--- Data ---

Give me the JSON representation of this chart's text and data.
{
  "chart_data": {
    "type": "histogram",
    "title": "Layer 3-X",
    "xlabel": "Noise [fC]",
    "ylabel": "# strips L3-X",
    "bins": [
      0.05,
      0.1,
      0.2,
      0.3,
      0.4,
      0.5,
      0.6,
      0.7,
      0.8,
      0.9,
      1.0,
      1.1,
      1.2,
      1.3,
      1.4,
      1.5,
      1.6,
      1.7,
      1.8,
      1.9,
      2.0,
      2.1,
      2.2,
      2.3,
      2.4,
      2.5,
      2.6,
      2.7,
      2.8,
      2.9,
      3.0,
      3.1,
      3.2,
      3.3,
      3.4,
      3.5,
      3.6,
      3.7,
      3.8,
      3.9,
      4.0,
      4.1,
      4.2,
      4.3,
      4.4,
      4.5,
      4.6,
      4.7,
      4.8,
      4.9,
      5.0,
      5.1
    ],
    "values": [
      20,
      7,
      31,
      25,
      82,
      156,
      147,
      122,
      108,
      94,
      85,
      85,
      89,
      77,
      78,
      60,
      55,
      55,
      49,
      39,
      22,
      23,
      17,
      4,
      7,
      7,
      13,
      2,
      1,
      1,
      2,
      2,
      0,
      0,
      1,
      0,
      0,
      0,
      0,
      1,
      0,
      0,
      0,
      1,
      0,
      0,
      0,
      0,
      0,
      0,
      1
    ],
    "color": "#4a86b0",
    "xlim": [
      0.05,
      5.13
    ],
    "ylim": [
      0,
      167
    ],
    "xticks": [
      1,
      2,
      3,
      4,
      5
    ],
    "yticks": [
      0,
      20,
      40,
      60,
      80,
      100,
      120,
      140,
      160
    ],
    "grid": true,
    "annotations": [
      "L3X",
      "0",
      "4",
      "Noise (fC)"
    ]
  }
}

--- What the exercise asks ---
Write down every line of the data exactly as it appears above.

--- Answer to the task ---
Give me the JSON representation of this chart's text and data.
{
  "chart_data": {
    "type": "histogram",
    "title": "Layer 3-X",
    "xlabel": "Noise [fC]",
    "ylabel": "# strips L3-X",
    "bins": [
      0.05,
      0.1,
      0.2,
      0.3,
      0.4,
      0.5,
      0.6,
      0.7,
      0.8,
      0.9,
      1.0,
      1.1,
      1.2,
      1.3,
      1.4,
      1.5,
      1.6,
      1.7,
      1.8,
      1.9,
      2.0,
      2.1,
      2.2,
      2.3,
      2.4,
      2.5,
      2.6,
      2.7,
      2.8,
      2.9,
      3.0,
      3.1,
      3.2,
      3.3,
      3.4,
      3.5,
      3.6,
      3.7,
      3.8,
      3.9,
      4.0,
      4.1,
      4.2,
      4.3,
      4.4,
      4.5,
      4.6,
      4.7,
      4.8,
      4.9,
      5.0,
      5.1
    ],
    "values": [
      20,
      7,
      31,
      25,
      82,
      156,
      147,
      122,
      108,
      94,
      85,
      85,
      89,
      77,
      78,
      60,
      55,
      55,
      49,
      39,
      22,
      23,
      17,
      4,
      7,
      7,
      13,
      2,
      1,
      1,
      2,
      2,
      0,
      0,
      1,
      0,
      0,
      0,
      0,
      1,
      0,
      0,
      0,
      1,
      0,
      0,
      0,
      0,
      0,
      0,
      1
    ],
    "color": "#4a86b0",
    "xlim": [
      0.05,
      5.13
    ],
    "ylim": [
      0,
      167
    ],
    "xticks": [
      1,
      2,
      3,
      4,
      5
    ],
    "yticks": [
      0,
      20,
      40,
      60,
      80,
      100,
      120,
      140,
      160
    ],
    "grid": true,
    "annotations": [
      "L3X",
      "0",
      "4",
      "Noise (fC)"
    ]
  }
}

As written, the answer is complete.